** START DATA ROWS **
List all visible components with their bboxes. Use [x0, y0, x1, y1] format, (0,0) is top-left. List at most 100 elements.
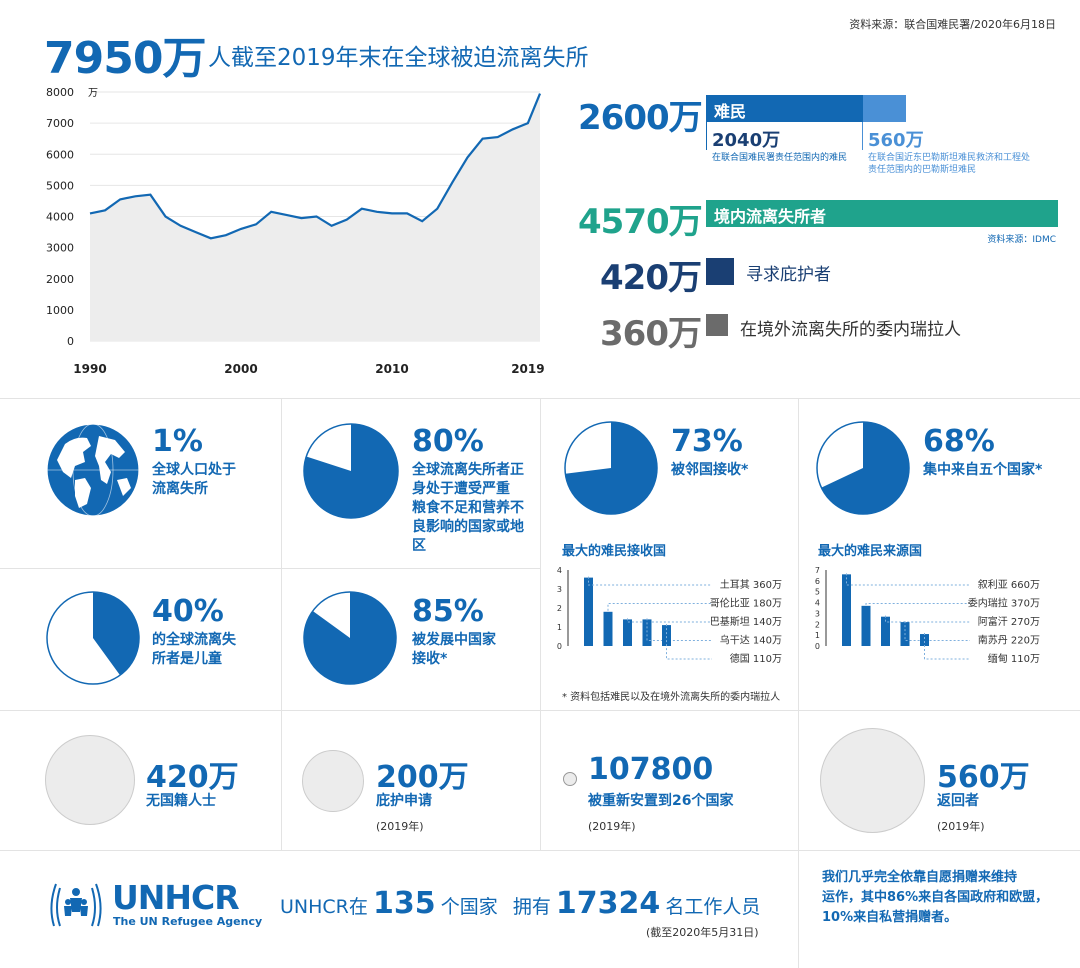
refugees-bar-unhcr: [706, 95, 863, 122]
returnees-label: 返回者: [937, 793, 979, 809]
refugees-unhcr-num: 2040万: [712, 130, 781, 151]
stat4-percent: 68%: [923, 424, 995, 459]
idp-number: 4570万: [578, 202, 703, 242]
stat4-text: 集中来自五个国家*: [923, 462, 1043, 478]
stat2-text: 全球流离失所者正 身处于遭受严重 粮食不足和营养不 良影响的国家或地区: [412, 462, 524, 554]
pie-slice: [565, 422, 657, 514]
bar-label: 乌干达 140万: [720, 634, 782, 647]
venezuela-number: 360万: [600, 314, 702, 354]
bar: [662, 625, 671, 646]
leader-line: [666, 624, 712, 660]
host-chart-title: 最大的难民接收国: [562, 544, 667, 559]
leader-line: [646, 618, 712, 641]
bar: [842, 574, 851, 646]
unhcr-logo-text: UNHCR: [112, 878, 240, 917]
refugees-label: 难民: [714, 102, 747, 121]
stat1-text: 全球人口处于 流离失所: [152, 462, 236, 497]
venezuela-label: 在境外流离失所的委内瑞拉人: [740, 320, 961, 340]
refugees-total: 2600万: [578, 98, 703, 138]
x-tick-label: 2000: [224, 362, 257, 376]
y-tick-label: 5000: [46, 179, 74, 192]
y-tick-label: 3: [557, 585, 562, 594]
y-tick-label: 3000: [46, 242, 74, 255]
bar: [920, 634, 929, 646]
stat4-pie: [816, 421, 910, 515]
bar-label: 哥伦比亚 180万: [710, 597, 782, 610]
y-tick-label: 4: [815, 599, 820, 608]
returnees-year: (2019年): [937, 820, 985, 833]
stat3-text: 被邻国接收*: [671, 462, 749, 478]
origin-chart-title: 最大的难民来源国: [818, 544, 923, 559]
unhcr-logo-subtitle: The UN Refugee Agency: [113, 915, 263, 928]
resettled-year: (2019年): [588, 820, 636, 833]
pie-slice: [304, 592, 396, 684]
funding-note: 我们几乎完全依靠自愿捐赠来维持 运作，其中86%来自各国政府和欧盟， 10%来自私营…: [822, 870, 1049, 925]
y-tick-label: 0: [557, 642, 562, 651]
asylum-applications-label: 庇护申请: [376, 793, 432, 809]
leader-line: [904, 621, 970, 641]
bar-label: 土耳其 360万: [720, 578, 782, 591]
x-tick-label: 2019: [511, 362, 544, 376]
leader-line: [924, 633, 970, 660]
unhcr-logo-icon: [50, 883, 102, 927]
stat5-percent: 40%: [152, 594, 224, 629]
stateless-circle: [45, 735, 135, 825]
asylum-applications-year: (2019年): [376, 820, 424, 833]
y-tick-label: 2000: [46, 273, 74, 286]
asylum-applications-circle: [302, 750, 364, 812]
y-tick-label: 0: [815, 642, 820, 651]
footer-date: (截至2020年5月31日): [646, 926, 759, 939]
resettled-circle: [563, 772, 577, 786]
bar: [584, 577, 593, 646]
resettled-label: 被重新安置到26个国家: [588, 793, 734, 809]
asylum-label: 寻求庇护者: [746, 265, 831, 285]
y-tick-label: 8000: [46, 86, 74, 99]
stat5-pie: [46, 591, 140, 685]
x-tick-label: 2010: [375, 362, 408, 376]
stat3-pie: [564, 421, 658, 515]
y-tick-label: 2: [815, 620, 820, 629]
leader-line: [627, 618, 712, 623]
refugees-unrwa-num: 560万: [868, 130, 924, 151]
venezuela-square: [706, 314, 728, 336]
asylum-applications-number: 200万: [376, 760, 469, 795]
bar: [881, 616, 890, 646]
bar-label: 德国 110万: [730, 652, 782, 665]
asylum-number: 420万: [600, 258, 702, 298]
y-tick-label: 1000: [46, 304, 74, 317]
y-tick-label: 2: [557, 604, 562, 613]
displacement-trend-chart: 0 1000 2000 3000 4000 5000 6000 7000 8000 万 1990…: [46, 86, 545, 376]
headline-text: 人截至2019年末在全球被迫流离失所: [208, 45, 589, 71]
bar-label: 阿富汗 270万: [978, 615, 1040, 628]
stat6-percent: 85%: [412, 594, 484, 629]
trend-line: [89, 93, 542, 240]
y-tick-label: 5: [815, 588, 820, 597]
y-tick-label: 7000: [46, 117, 74, 130]
leader-line: [885, 615, 970, 623]
y-tick-label: 0: [67, 335, 74, 348]
source-note: 资料来源：联合国难民署/2020年6月18日: [849, 18, 1056, 31]
bar: [603, 611, 613, 646]
returnees-circle: [820, 728, 925, 833]
idp-bar: 境内流离失所者: [706, 200, 1058, 227]
refugees-unhcr-desc: 在联合国难民署责任范围内的难民: [712, 153, 848, 163]
pie-slice: [821, 422, 909, 514]
asylum-square: [706, 258, 734, 285]
idp-label: 境内流离失所者: [714, 207, 827, 226]
y-tick-label: 6000: [46, 148, 74, 161]
y-tick-label: 4: [557, 566, 562, 575]
bar-label: 巴基斯坦 140万: [710, 615, 782, 628]
stat2-pie: [303, 423, 399, 519]
bar: [642, 619, 652, 646]
headline-number: 7950万: [44, 33, 206, 84]
returnees-number: 560万: [937, 760, 1030, 795]
refugees-bar: 难民: [706, 95, 906, 122]
stat2-percent: 80%: [412, 424, 484, 459]
y-tick-label: 4000: [46, 211, 74, 224]
pie-slice: [304, 424, 398, 518]
y-tick-label: 1: [815, 631, 820, 640]
stateless-label: 无国籍人士: [146, 793, 216, 809]
y-tick-label: 6: [815, 577, 820, 586]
** END DATA ROWS **
:: GOAL ::
Can you reproduce every record above with "leader-line" swapped for "connector-line" and nothing else altered, leaving the picture out?

:: THE COMPLETED TASK ::
List all visible components with their bboxes. Use [x0, y0, x1, y1] format, (0,0) is top-left. List at most 100 elements.
refugees-bar-unhcr: [706, 95, 863, 122]
returnees-label: 返回者: [937, 793, 979, 809]
refugees-unhcr-num: 2040万: [712, 130, 781, 151]
stat4-percent: 68%: [923, 424, 995, 459]
idp-number: 4570万: [578, 202, 703, 242]
stat4-text: 集中来自五个国家*: [923, 462, 1043, 478]
stat2-text: 全球流离失所者正 身处于遭受严重 粮食不足和营养不 良影响的国家或地区: [412, 462, 524, 554]
pie-slice: [565, 422, 657, 514]
bar-label: 乌干达 140万: [720, 634, 782, 647]
venezuela-number: 360万: [600, 314, 702, 354]
bar: [662, 625, 671, 646]
connector-line: [666, 624, 712, 660]
host-chart-title: 最大的难民接收国: [562, 544, 667, 559]
connector-line: [646, 618, 712, 641]
bar: [842, 574, 851, 646]
unhcr-logo-text: UNHCR: [112, 878, 240, 917]
refugees-label: 难民: [714, 102, 747, 121]
stat1-text: 全球人口处于 流离失所: [152, 462, 236, 497]
venezuela-label: 在境外流离失所的委内瑞拉人: [740, 320, 961, 340]
refugees-total: 2600万: [578, 98, 703, 138]
x-tick-label: 2000: [224, 362, 257, 376]
y-tick-label: 5000: [46, 179, 74, 192]
y-tick-label: 3: [557, 585, 562, 594]
y-tick-label: 3000: [46, 242, 74, 255]
bar: [920, 634, 929, 646]
stat4-pie: [816, 421, 910, 515]
bar-label: 哥伦比亚 180万: [710, 597, 782, 610]
y-tick-label: 4: [815, 599, 820, 608]
returnees-year: (2019年): [937, 820, 985, 833]
stat3-text: 被邻国接收*: [671, 462, 749, 478]
origin-chart-title: 最大的难民来源国: [818, 544, 923, 559]
unhcr-logo-subtitle: The UN Refugee Agency: [113, 915, 263, 928]
resettled-year: (2019年): [588, 820, 636, 833]
pie-slice: [304, 592, 396, 684]
funding-note: 我们几乎完全依靠自愿捐赠来维持 运作，其中86%来自各国政府和欧盟， 10%来自私营…: [822, 870, 1049, 925]
y-tick-label: 0: [557, 642, 562, 651]
asylum-applications-label: 庇护申请: [376, 793, 432, 809]
connector-line: [904, 621, 970, 641]
bar-label: 土耳其 360万: [720, 578, 782, 591]
x-tick-label: 2019: [511, 362, 544, 376]
connector-line: [924, 633, 970, 660]
unhcr-logo-icon: [50, 883, 102, 927]
stat5-percent: 40%: [152, 594, 224, 629]
stateless-circle: [45, 735, 135, 825]
asylum-applications-year: (2019年): [376, 820, 424, 833]
y-tick-label: 2000: [46, 273, 74, 286]
asylum-applications-circle: [302, 750, 364, 812]
y-tick-label: 0: [815, 642, 820, 651]
footer-date: (截至2020年5月31日): [646, 926, 759, 939]
resettled-circle: [563, 772, 577, 786]
bar: [584, 577, 593, 646]
resettled-label: 被重新安置到26个国家: [588, 793, 734, 809]
asylum-label: 寻求庇护者: [746, 265, 831, 285]
y-tick-label: 8000: [46, 86, 74, 99]
stat5-pie: [46, 591, 140, 685]
x-tick-label: 2010: [375, 362, 408, 376]
stat3-pie: [564, 421, 658, 515]
y-tick-label: 2: [815, 620, 820, 629]
connector-line: [627, 618, 712, 623]
refugees-unrwa-num: 560万: [868, 130, 924, 151]
venezuela-square: [706, 314, 728, 336]
asylum-applications-number: 200万: [376, 760, 469, 795]
bar: [881, 616, 890, 646]
bar-label: 德国 110万: [730, 652, 782, 665]
asylum-number: 420万: [600, 258, 702, 298]
y-tick-label: 1000: [46, 304, 74, 317]
y-tick-label: 2: [557, 604, 562, 613]
displacement-trend-chart: 0 1000 2000 3000 4000 5000 6000 7000 8000 万 1990…: [46, 86, 545, 376]
headline-text: 人截至2019年末在全球被迫流离失所: [208, 45, 589, 71]
bar-label: 阿富汗 270万: [978, 615, 1040, 628]
stat6-percent: 85%: [412, 594, 484, 629]
trend-line: [89, 93, 542, 240]
y-tick-label: 5: [815, 588, 820, 597]
y-tick-label: 7000: [46, 117, 74, 130]
connector-line: [885, 615, 970, 623]
y-tick-label: 0: [67, 335, 74, 348]
source-note: 资料来源：联合国难民署/2020年6月18日: [849, 18, 1056, 31]
bar: [603, 611, 613, 646]
returnees-circle: [820, 728, 925, 833]
idp-bar: 境内流离失所者: [706, 200, 1058, 227]
refugees-unhcr-desc: 在联合国难民署责任范围内的难民: [712, 153, 848, 163]
pie-slice: [821, 422, 909, 514]
asylum-square: [706, 258, 734, 285]
idp-label: 境内流离失所者: [714, 207, 827, 226]
y-tick-label: 6000: [46, 148, 74, 161]
y-tick-label: 4: [557, 566, 562, 575]
bar-label: 巴基斯坦 140万: [710, 615, 782, 628]
stat2-pie: [303, 423, 399, 519]
bar: [642, 619, 652, 646]
headline-number: 7950万: [44, 33, 206, 84]
returnees-number: 560万: [937, 760, 1030, 795]
refugees-bar: 难民: [706, 95, 906, 122]
stat2-percent: 80%: [412, 424, 484, 459]
y-tick-label: 4000: [46, 211, 74, 224]
pie-slice: [304, 424, 398, 518]
y-tick-label: 1: [815, 631, 820, 640]
stateless-label: 无国籍人士: [146, 793, 216, 809]
y-tick-label: 6: [815, 577, 820, 586]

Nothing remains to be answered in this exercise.